(Requirements):
Pick out and copy every line below that has the word "bmwobj".

(Dataset entries on figures)
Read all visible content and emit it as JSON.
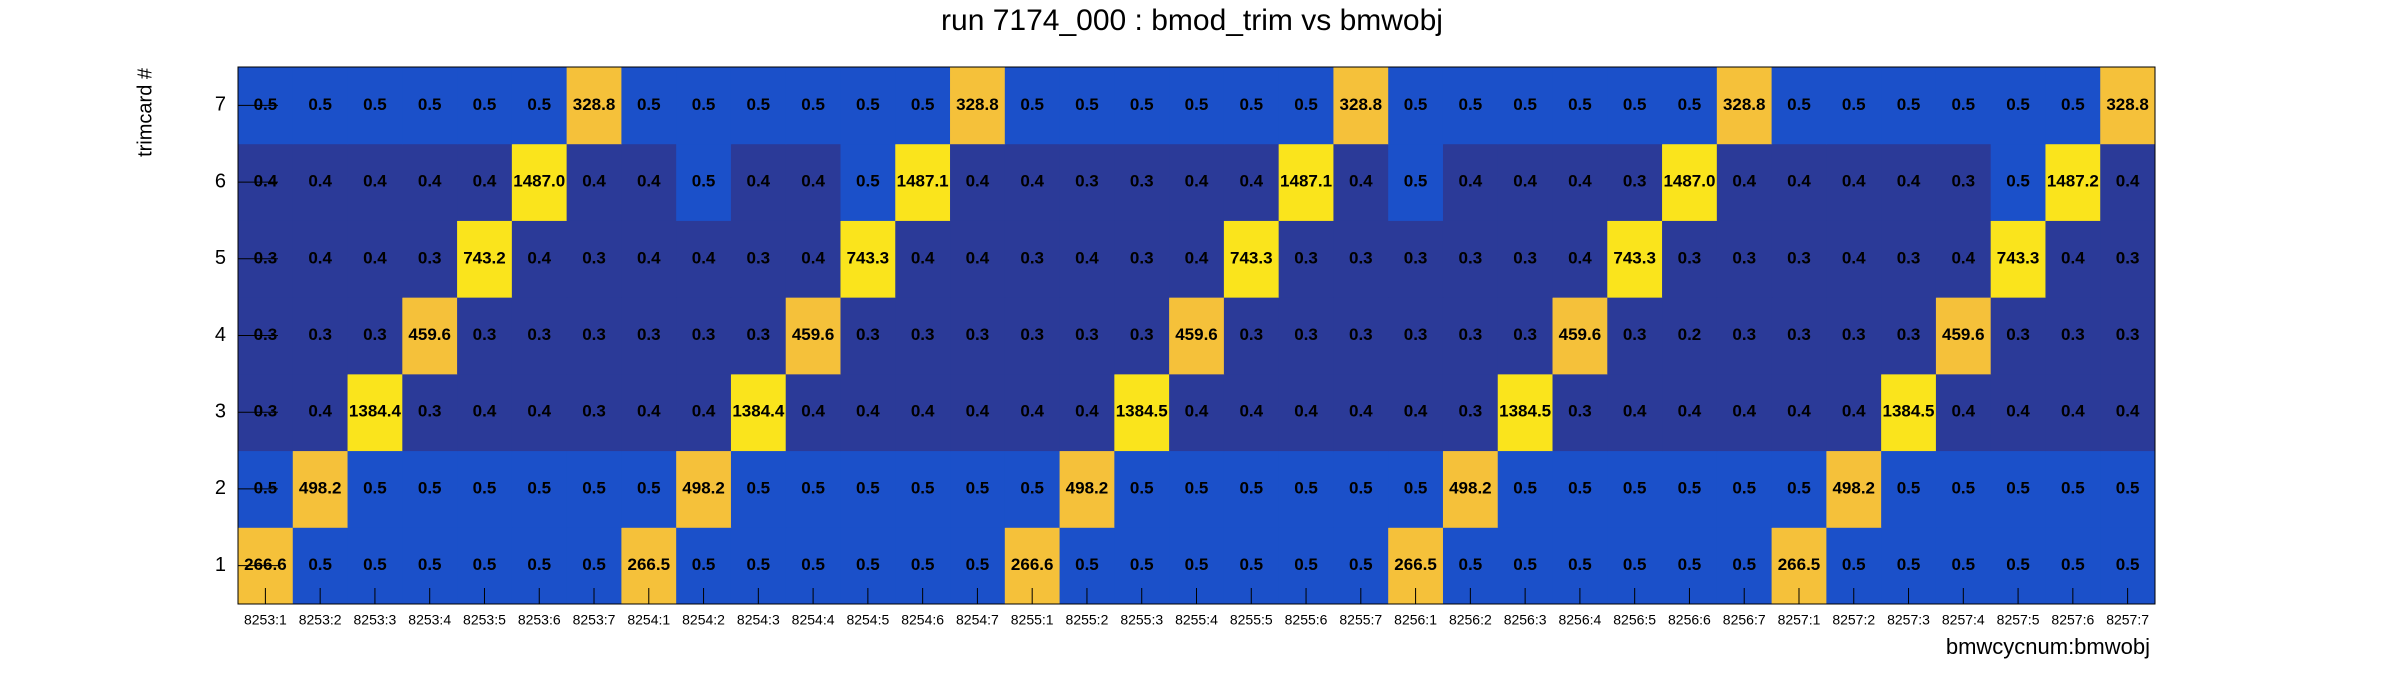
{
  "chart_data": {
    "type": "heatmap",
    "title": "run 7174_000 : bmod_trim vs bmwobj",
    "x_label": "bmwcycnum:bmwobj",
    "y_label": "trimcard #",
    "categories": [
      "8253:1",
      "8253:2",
      "8253:3",
      "8253:4",
      "8253:5",
      "8253:6",
      "8253:7",
      "8254:1",
      "8254:2",
      "8254:3",
      "8254:4",
      "8254:5",
      "8254:6",
      "8254:7",
      "8255:1",
      "8255:2",
      "8255:3",
      "8255:4",
      "8255:5",
      "8255:6",
      "8255:7",
      "8256:1",
      "8256:2",
      "8256:3",
      "8256:4",
      "8256:5",
      "8256:6",
      "8256:7",
      "8257:1",
      "8257:2",
      "8257:3",
      "8257:4",
      "8257:5",
      "8257:6",
      "8257:7"
    ],
    "y_categories": [
      1,
      2,
      3,
      4,
      5,
      6,
      7
    ],
    "values": [
      [
        266.6,
        0.5,
        0.5,
        0.5,
        0.5,
        0.5,
        0.5,
        266.5,
        0.5,
        0.5,
        0.5,
        0.5,
        0.5,
        0.5,
        266.6,
        0.5,
        0.5,
        0.5,
        0.5,
        0.5,
        0.5,
        266.5,
        0.5,
        0.5,
        0.5,
        0.5,
        0.5,
        0.5,
        266.5,
        0.5,
        0.5,
        0.5,
        0.5,
        0.5,
        0.5
      ],
      [
        0.5,
        498.2,
        0.5,
        0.5,
        0.5,
        0.5,
        0.5,
        0.5,
        498.2,
        0.5,
        0.5,
        0.5,
        0.5,
        0.5,
        0.5,
        498.2,
        0.5,
        0.5,
        0.5,
        0.5,
        0.5,
        0.5,
        498.2,
        0.5,
        0.5,
        0.5,
        0.5,
        0.5,
        0.5,
        498.2,
        0.5,
        0.5,
        0.5,
        0.5,
        0.5
      ],
      [
        0.3,
        0.4,
        1384.4,
        0.3,
        0.4,
        0.4,
        0.3,
        0.4,
        0.4,
        1384.4,
        0.4,
        0.4,
        0.4,
        0.4,
        0.4,
        0.4,
        1384.5,
        0.4,
        0.4,
        0.4,
        0.4,
        0.4,
        0.3,
        1384.5,
        0.3,
        0.4,
        0.4,
        0.4,
        0.4,
        0.4,
        1384.5,
        0.4,
        0.4,
        0.4,
        0.4
      ],
      [
        0.3,
        0.3,
        0.3,
        459.6,
        0.3,
        0.3,
        0.3,
        0.3,
        0.3,
        0.3,
        459.6,
        0.3,
        0.3,
        0.3,
        0.3,
        0.3,
        0.3,
        459.6,
        0.3,
        0.3,
        0.3,
        0.3,
        0.3,
        0.3,
        459.6,
        0.3,
        0.2,
        0.3,
        0.3,
        0.3,
        0.3,
        459.6,
        0.3,
        0.3,
        0.3
      ],
      [
        0.3,
        0.4,
        0.4,
        0.3,
        743.2,
        0.4,
        0.3,
        0.4,
        0.4,
        0.3,
        0.4,
        743.3,
        0.4,
        0.4,
        0.3,
        0.4,
        0.3,
        0.4,
        743.3,
        0.3,
        0.3,
        0.3,
        0.3,
        0.3,
        0.4,
        743.3,
        0.3,
        0.3,
        0.3,
        0.4,
        0.3,
        0.4,
        743.3,
        0.4,
        0.3
      ],
      [
        0.4,
        0.4,
        0.4,
        0.4,
        0.4,
        1487.0,
        0.4,
        0.4,
        0.5,
        0.4,
        0.4,
        0.5,
        1487.1,
        0.4,
        0.4,
        0.3,
        0.3,
        0.4,
        0.4,
        1487.1,
        0.4,
        0.5,
        0.4,
        0.4,
        0.4,
        0.3,
        1487.0,
        0.4,
        0.4,
        0.4,
        0.4,
        0.3,
        0.5,
        1487.2,
        0.4
      ],
      [
        0.5,
        0.5,
        0.5,
        0.5,
        0.5,
        0.5,
        328.8,
        0.5,
        0.5,
        0.5,
        0.5,
        0.5,
        0.5,
        328.8,
        0.5,
        0.5,
        0.5,
        0.5,
        0.5,
        0.5,
        328.8,
        0.5,
        0.5,
        0.5,
        0.5,
        0.5,
        0.5,
        328.8,
        0.5,
        0.5,
        0.5,
        0.5,
        0.5,
        0.5,
        328.8
      ]
    ],
    "value_labels": [
      [
        "266.6",
        "0.5",
        "0.5",
        "0.5",
        "0.5",
        "0.5",
        "0.5",
        "266.5",
        "0.5",
        "0.5",
        "0.5",
        "0.5",
        "0.5",
        "0.5",
        "266.6",
        "0.5",
        "0.5",
        "0.5",
        "0.5",
        "0.5",
        "0.5",
        "266.5",
        "0.5",
        "0.5",
        "0.5",
        "0.5",
        "0.5",
        "0.5",
        "266.5",
        "0.5",
        "0.5",
        "0.5",
        "0.5",
        "0.5",
        "0.5"
      ],
      [
        "0.5",
        "498.2",
        "0.5",
        "0.5",
        "0.5",
        "0.5",
        "0.5",
        "0.5",
        "498.2",
        "0.5",
        "0.5",
        "0.5",
        "0.5",
        "0.5",
        "0.5",
        "498.2",
        "0.5",
        "0.5",
        "0.5",
        "0.5",
        "0.5",
        "0.5",
        "498.2",
        "0.5",
        "0.5",
        "0.5",
        "0.5",
        "0.5",
        "0.5",
        "498.2",
        "0.5",
        "0.5",
        "0.5",
        "0.5",
        "0.5"
      ],
      [
        "0.3",
        "0.4",
        "1384.4",
        "0.3",
        "0.4",
        "0.4",
        "0.3",
        "0.4",
        "0.4",
        "1384.4",
        "0.4",
        "0.4",
        "0.4",
        "0.4",
        "0.4",
        "0.4",
        "1384.5",
        "0.4",
        "0.4",
        "0.4",
        "0.4",
        "0.4",
        "0.3",
        "1384.5",
        "0.3",
        "0.4",
        "0.4",
        "0.4",
        "0.4",
        "0.4",
        "1384.5",
        "0.4",
        "0.4",
        "0.4",
        "0.4"
      ],
      [
        "0.3",
        "0.3",
        "0.3",
        "459.6",
        "0.3",
        "0.3",
        "0.3",
        "0.3",
        "0.3",
        "0.3",
        "459.6",
        "0.3",
        "0.3",
        "0.3",
        "0.3",
        "0.3",
        "0.3",
        "459.6",
        "0.3",
        "0.3",
        "0.3",
        "0.3",
        "0.3",
        "0.3",
        "459.6",
        "0.3",
        "0.2",
        "0.3",
        "0.3",
        "0.3",
        "0.3",
        "459.6",
        "0.3",
        "0.3",
        "0.3"
      ],
      [
        "0.3",
        "0.4",
        "0.4",
        "0.3",
        "743.2",
        "0.4",
        "0.3",
        "0.4",
        "0.4",
        "0.3",
        "0.4",
        "743.3",
        "0.4",
        "0.4",
        "0.3",
        "0.4",
        "0.3",
        "0.4",
        "743.3",
        "0.3",
        "0.3",
        "0.3",
        "0.3",
        "0.3",
        "0.4",
        "743.3",
        "0.3",
        "0.3",
        "0.3",
        "0.4",
        "0.3",
        "0.4",
        "743.3",
        "0.4",
        "0.3"
      ],
      [
        "0.4",
        "0.4",
        "0.4",
        "0.4",
        "0.4",
        "1487.0",
        "0.4",
        "0.4",
        "0.5",
        "0.4",
        "0.4",
        "0.5",
        "1487.1",
        "0.4",
        "0.4",
        "0.3",
        "0.3",
        "0.4",
        "0.4",
        "1487.1",
        "0.4",
        "0.5",
        "0.4",
        "0.4",
        "0.4",
        "0.3",
        "1487.0",
        "0.4",
        "0.4",
        "0.4",
        "0.4",
        "0.3",
        "0.5",
        "1487.2",
        "0.4"
      ],
      [
        "0.5",
        "0.5",
        "0.5",
        "0.5",
        "0.5",
        "0.5",
        "328.8",
        "0.5",
        "0.5",
        "0.5",
        "0.5",
        "0.5",
        "0.5",
        "328.8",
        "0.5",
        "0.5",
        "0.5",
        "0.5",
        "0.5",
        "0.5",
        "328.8",
        "0.5",
        "0.5",
        "0.5",
        "0.5",
        "0.5",
        "0.5",
        "328.8",
        "0.5",
        "0.5",
        "0.5",
        "0.5",
        "0.5",
        "0.5",
        "328.8"
      ]
    ],
    "palette": [
      "#2b3a98",
      "#1b50c9",
      "#f5c13a",
      "#fae41c"
    ]
  }
}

(Output for this task):
    "title": "run 7174_000 : bmod_trim vs bmwobj",
    "x_label": "bmwcycnum:bmwobj",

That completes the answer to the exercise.